======== EXTRACTED RECORDS ========

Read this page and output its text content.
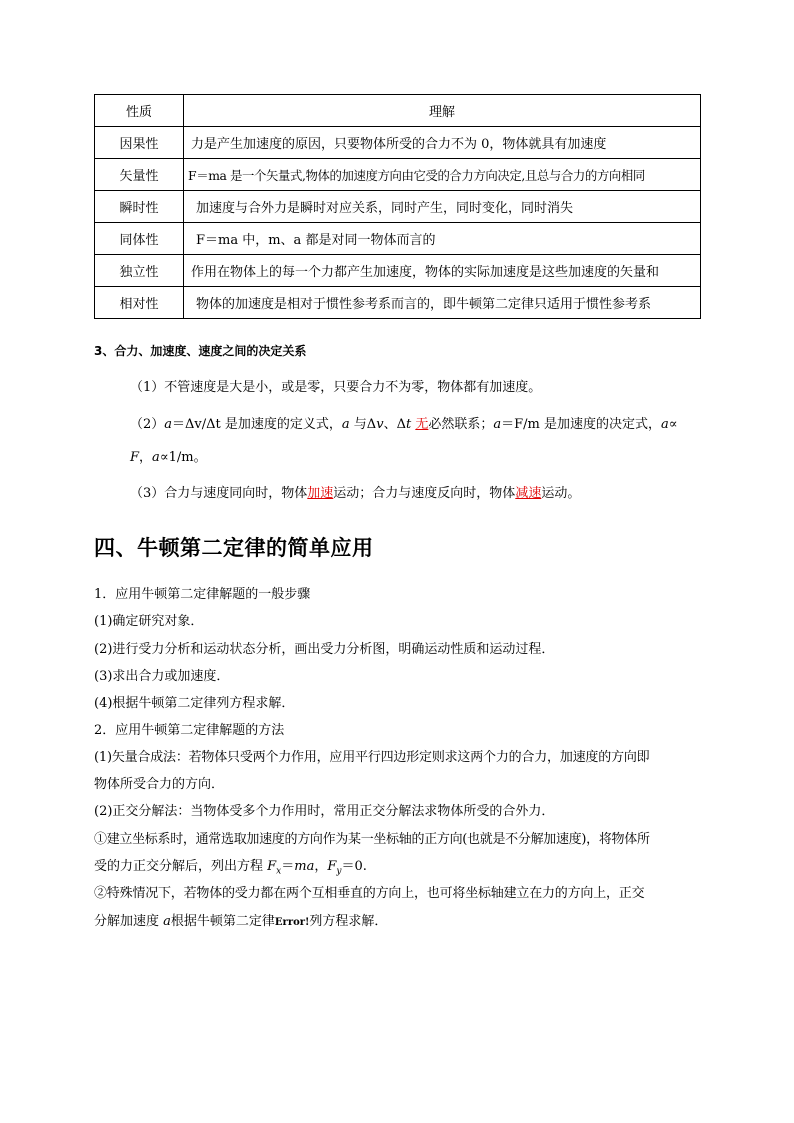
性质	理解
因果性	力是产生加速度的原因，只要物体所受的合力不为 0，物体就具有加速度
矢量性	F＝ma 是一个矢量式,物体的加速度方向由它受的合力方向决定,且总与合力的方向相同
瞬时性	加速度与合外力是瞬时对应关系，同时产生，同时变化，同时消失
同体性	F＝ma 中，m、a 都是对同一物体而言的
独立性	作用在物体上的每一个力都产生加速度，物体的实际加速度是这些加速度的矢量和
相对性	物体的加速度是相对于惯性参考系而言的，即牛顿第二定律只适用于惯性参考系
3、合力、加速度、速度之间的决定关系
（1）不管速度是大是小，或是零，只要合力不为零，物体都有加速度。
（2）a＝Δv/Δt 是加速度的定义式，a 与Δv、Δt 无必然联系；a＝F/m 是加速度的决定式，a∝
F，a∝1/m。
（3）合力与速度同向时，物体加速运动；合力与速度反向时，物体减速运动。
四、牛顿第二定律的简单应用
1．应用牛顿第二定律解题的一般步骤
(1)确定研究对象．
(2)进行受力分析和运动状态分析，画出受力分析图，明确运动性质和运动过程．
(3)求出合力或加速度．
(4)根据牛顿第二定律列方程求解．
2．应用牛顿第二定律解题的方法
(1)矢量合成法：若物体只受两个力作用，应用平行四边形定则求这两个力的合力，加速度的方向即
物体所受合力的方向．
(2)正交分解法：当物体受多个力作用时，常用正交分解法求物体所受的合外力．
①建立坐标系时，通常选取加速度的方向作为某一坐标轴的正方向(也就是不分解加速度)，将物体所
受的力正交分解后，列出方程 $F_x=ma$，$F_y=0$.
②特殊情况下，若物体的受力都在两个互相垂直的方向上，也可将坐标轴建立在力的方向上，正交
分解加速度 a根据牛顿第二定律Error!列方程求解．
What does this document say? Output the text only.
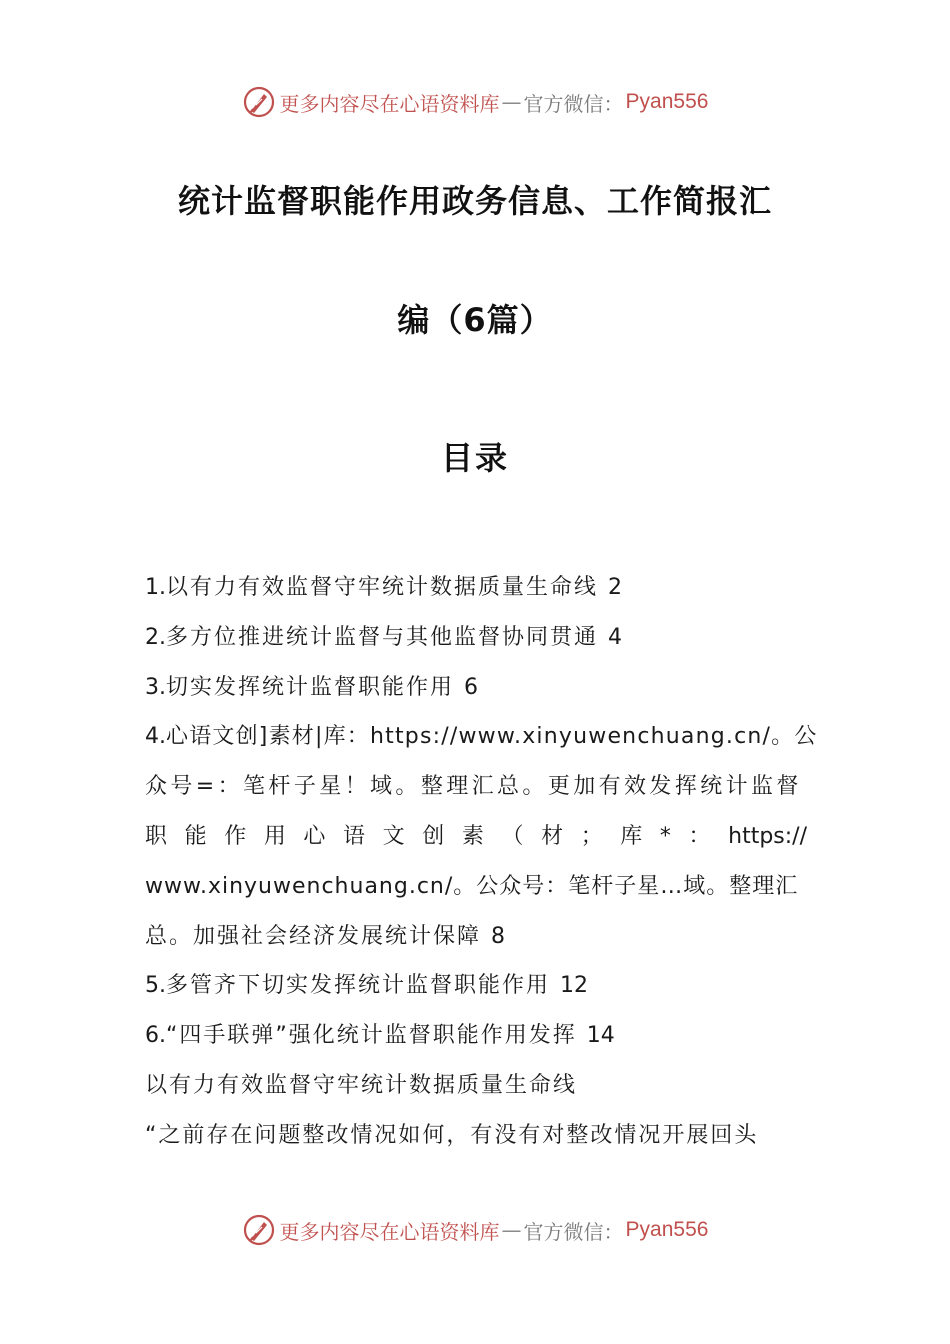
更多内容尽在心语资料库 — 官方微信： Pyan556
统计监督职能作用政务信息、工作简报汇
编（6篇）
目录

1.以有力有效监督守牢统计数据质量生命线 2

2.多方位推进统计监督与其他监督协同贯通 4

3.切实发挥统计监督职能作用 6

4.心语文创]素材|库：https://www.xinyuwenchuang.cn/。公

众号=：笔杆子星！域。整理汇总。更加有效发挥统计监督

职能作用心语文创素（材；库*：https://

www.xinyuwenchuang.cn/。公众号：笔杆子星…域。整理汇

总。加强社会经济发展统计保障 8

5.多管齐下切实发挥统计监督职能作用 12

6.“四手联弹”强化统计监督职能作用发挥 14

以有力有效监督守牢统计数据质量生命线

“之前存在问题整改情况如何，有没有对整改情况开展回头

更多内容尽在心语资料库 — 官方微信： Pyan556
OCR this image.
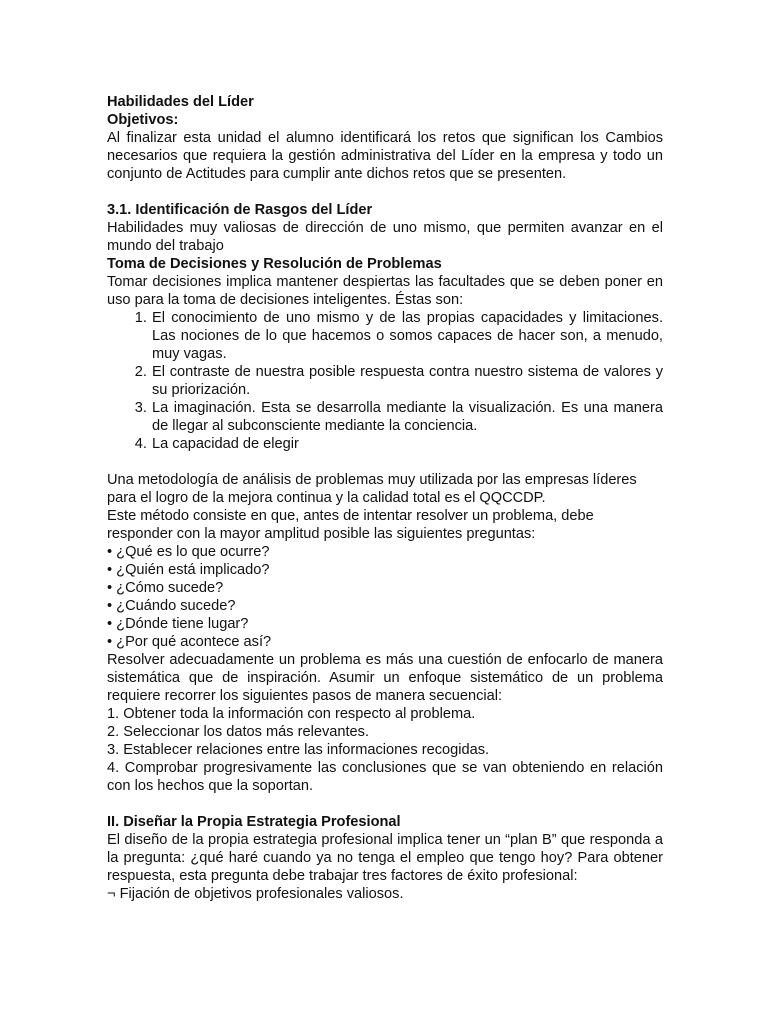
Habilidades del Líder

Objetivos:

Al finalizar esta unidad el alumno identificará los retos que significan los Cambios necesarios que requiera la gestión administrativa del Líder en la empresa y todo un conjunto de Actitudes para cumplir ante dichos retos que se presenten.

3.1. Identificación de Rasgos del Líder

Habilidades muy valiosas de dirección de uno mismo, que permiten avanzar en el mundo del trabajo

Toma de Decisiones y Resolución de Problemas

Tomar decisiones implica mantener despiertas las facultades que se deben poner en uso para la toma de decisiones inteligentes. Éstas son:

1. El conocimiento de uno mismo y de las propias capacidades y limitaciones. Las nociones de lo que hacemos o somos capaces de hacer son, a menudo, muy vagas.
2. El contraste de nuestra posible respuesta contra nuestro sistema de valores y su priorización.
3. La imaginación. Esta se desarrolla mediante la visualización. Es una manera de llegar al subconsciente mediante la conciencia.
4. La capacidad de elegir

Una metodología de análisis de problemas muy utilizada por las empresas líderes para el logro de la mejora continua y la calidad total es el QQCCDP.

Este método consiste en que, antes de intentar resolver un problema, debe responder con la mayor amplitud posible las siguientes preguntas:

• ¿Qué es lo que ocurre?
• ¿Quién está implicado?
• ¿Cómo sucede?
• ¿Cuándo sucede?
• ¿Dónde tiene lugar?
• ¿Por qué acontece así?

Resolver adecuadamente un problema es más una cuestión de enfocarlo de manera sistemática que de inspiración. Asumir un enfoque sistemático de un problema requiere recorrer los siguientes pasos de manera secuencial:

1. Obtener toda la información con respecto al problema.
2. Seleccionar los datos más relevantes.
3. Establecer relaciones entre las informaciones recogidas.
4. Comprobar progresivamente las conclusiones que se van obteniendo en relación con los hechos que la soportan.

II. Diseñar la Propia Estrategia Profesional

El diseño de la propia estrategia profesional implica tener un “plan B” que responda a la pregunta: ¿qué haré cuando ya no tenga el empleo que tengo hoy? Para obtener respuesta, esta pregunta debe trabajar tres factores de éxito profesional:

¬ Fijación de objetivos profesionales valiosos.
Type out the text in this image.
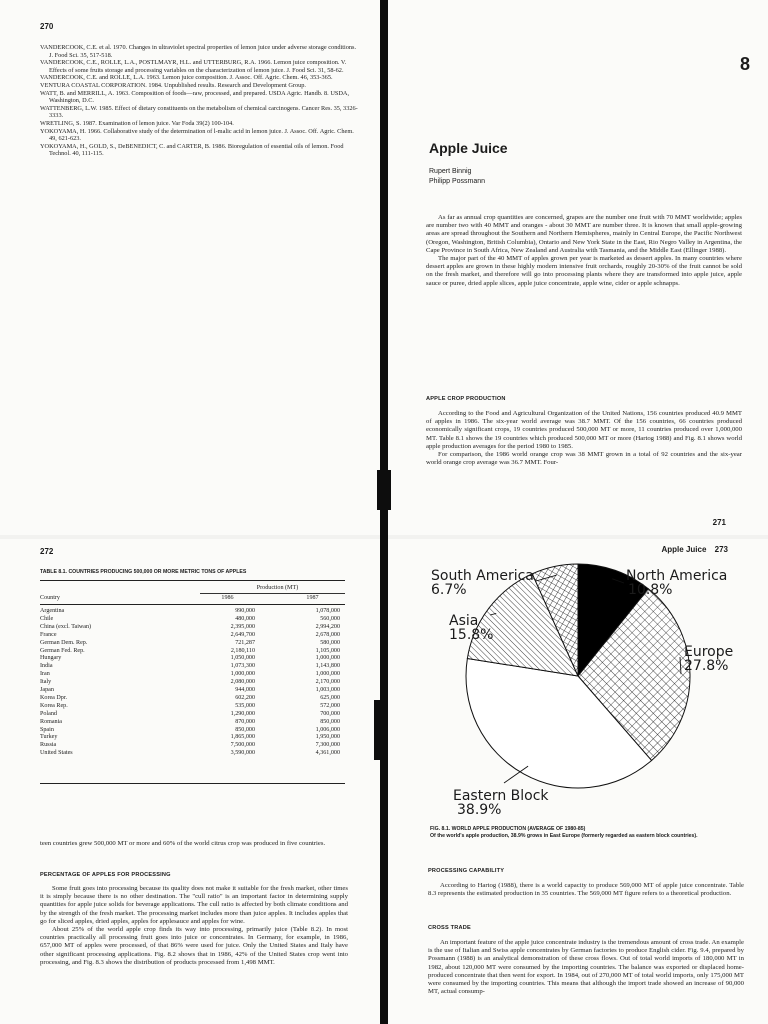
270
VANDERCOOK, C.E. et al. 1970. Changes in ultraviolet spectral properties of lemon juice under adverse storage conditions. J. Food Sci. 35, 517-518.
VANDERCOOK, C.E., ROLLE, L.A., POSTLMAYR, H.L. and UTTERBURG, R.A. 1966. Lemon juice composition. V. Effects of some fruits storage and processing variables on the characterization of lemon juice. J. Food Sci. 31, 58-62.
VANDERCOOK, C.E. and ROLLE, L.A. 1963. Lemon juice composition. J. Assoc. Off. Agric. Chem. 46, 353-365.
VENTURA COASTAL CORPORATION. 1984. Unpublished results. Research and Development Group.
WATT, B. and MERRILL, A. 1963. Composition of foods—raw, processed, and prepared. USDA Agric. Handb. 8. USDA, Washington, D.C.
WATTENBERG, L.W. 1985. Effect of dietary constituents on the metabolism of chemical carcinogens. Cancer Res. 35, 3326-3333.
WRETLING, S. 1987. Examination of lemon juice. Var Foda 39(2) 100-104.
YOKOYAMA, H. 1966. Collaborative study of the determination of l-malic acid in lemon juice. J. Assoc. Off. Agric. Chem. 49, 621-623.
YOKOYAMA, H., GOLD, S., DeBENEDICT, C. and CARTER, B. 1986. Bioregulation of essential oils of lemon. Food Technol. 40, 111-115.
8
Apple Juice
Rupert Binnig
Philipp Possmann

As far as annual crop quantities are concerned, grapes are the number one fruit with 70 MMT worldwide; apples are number two with 40 MMT and oranges - about 30 MMT are number three. It is known that small apple-growing areas are spread throughout the Southern and Northern Hemispheres, mainly in Central Europe, the Pacific Northwest (Oregon, Washington, British Columbia), Ontario and New York State in the East, Rio Negro Valley in Argentina, the Cape Province in South Africa, New Zealand and Australia with Tasmania, and the Middle East (Ellinger 1988).

The major part of the 40 MMT of apples grown per year is marketed as dessert apples. In many countries where dessert apples are grown in these highly modern intensive fruit orchards, roughly 20-30% of the fruit cannot be sold on the fresh market, and therefore will go into processing plants where they are transformed into apple juice, apple sauce or puree, dried apple slices, apple juice concentrate, apple wine, cider or apple schnapps.

APPLE CROP PRODUCTION

According to the Food and Agricultural Organization of the United Nations, 156 countries produced 40.9 MMT of apples in 1986. The six-year world average was 38.7 MMT. Of the 156 countries, 66 countries produced economically significant crops, 19 countries produced 500,000 MT or more, 11 countries produced over 1,000,000 MT. Table 8.1 shows the 19 countries which produced 500,000 MT or more (Hartog 1988) and Fig. 8.1 shows world apple production averages for the period 1980 to 1985.

For comparison, the 1986 world orange crop was 38 MMT grown in a total of 92 countries and the six-year world orange crop average was 36.7 MMT. Four-

271
272
TABLE 8.1. COUNTRIES PRODUCING 500,000 OR MORE METRIC TONS OF APPLES
Production (MT)
Country	1986	1987
Argentina	990,000	1,078,000
Chile	480,000	560,000
China (excl. Taiwan)	2,395,000	2,994,200
France	2,649,700	2,678,000
German Dem. Rep.	721,287	580,000
German Fed. Rep.	2,180,110	1,105,000
Hungary	1,050,000	1,000,000
India	1,073,300	1,143,800
Iran	1,000,000	1,000,000
Italy	2,080,000	2,170,000
Japan	944,000	1,003,000
Korea Dpr.	602,200	625,000
Korea Rep.	535,000	572,000
Poland	1,290,000	700,000
Romania	870,000	850,000
Spain	850,000	1,006,000
Turkey	1,865,000	1,950,000
Russia	7,500,000	7,300,000
United States	3,590,000	4,361,000

teen countries grew 500,000 MT or more and 60% of the world citrus crop was produced in five countries.

PERCENTAGE OF APPLES FOR PROCESSING

Some fruit goes into processing because its quality does not make it suitable for the fresh market, other times it is simply because there is no other destination. The "cull ratio" is an important factor in determining supply quantities for apple juice solids for beverage applications. The cull ratio is affected by both climate conditions and by the strength of the fresh market. The processing market includes more than juice apples. It includes apples that go for sliced apples, dried apples, apples for applesauce and apples for wine.

About 25% of the world apple crop finds its way into processing, primarily juice (Table 8.2). In most countries practically all processing fruit goes into juice or concentrates. In Germany, for example, in 1986, 657,000 MT of apples were processed, of that 86% were used for juice. Only the United States and Italy have other significant processing applications. Fig. 8.2 shows that in 1986, 42% of the United States crop went into processing, and Fig. 8.3 shows the distribution of products processed from 1,498 MMT.

Apple Juice 273
South America
6.7%
North America
10.8%
Asia
15.8%
Europe
27.8%
Eastern Block
38.9%
FIG. 8.1. WORLD APPLE PRODUCTION (AVERAGE OF 1980-85)
Of the world's apple production, 38.9% grows in East Europe (formerly regarded as eastern block countries).
PROCESSING CAPABILITY

According to Hartog (1988), there is a world capacity to produce 569,000 MT of apple juice concentrate. Table 8.3 represents the estimated production in 35 countries. The 569,000 MT figure refers to a theoretical production.

CROSS TRADE

An important feature of the apple juice concentrate industry is the tremendous amount of cross trade. An example is the use of Italian and Swiss apple concentrates by German factories to produce English cider. Fig. 9.4, prepared by Possmann (1988) is an analytical demonstration of these cross flows. Out of total world imports of 180,000 MT in 1982, about 120,000 MT were consumed by the importing countries. The balance was exported or displaced home-produced concentrate that then went for export. In 1984, out of 270,000 MT of total world imports, only 175,000 MT were consumed by the importing countries. This means that although the import trade showed an increase of 90,000 MT, actual consump-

========

> [THE REQUEST]: Read the entries and select each line where the word "respuesta" is found.

> [IN RESPONSE]:
2. El contraste de nuestra posible respuesta contra nuestro sistema de valores y su priorización.
El diseño de la propia estrategia profesional implica tener un “plan B” que responda a la pregunta: ¿qué haré cuando ya no tenga el empleo que tengo hoy? Para obtener respuesta, esta pregunta debe trabajar tres factores de éxito profesional:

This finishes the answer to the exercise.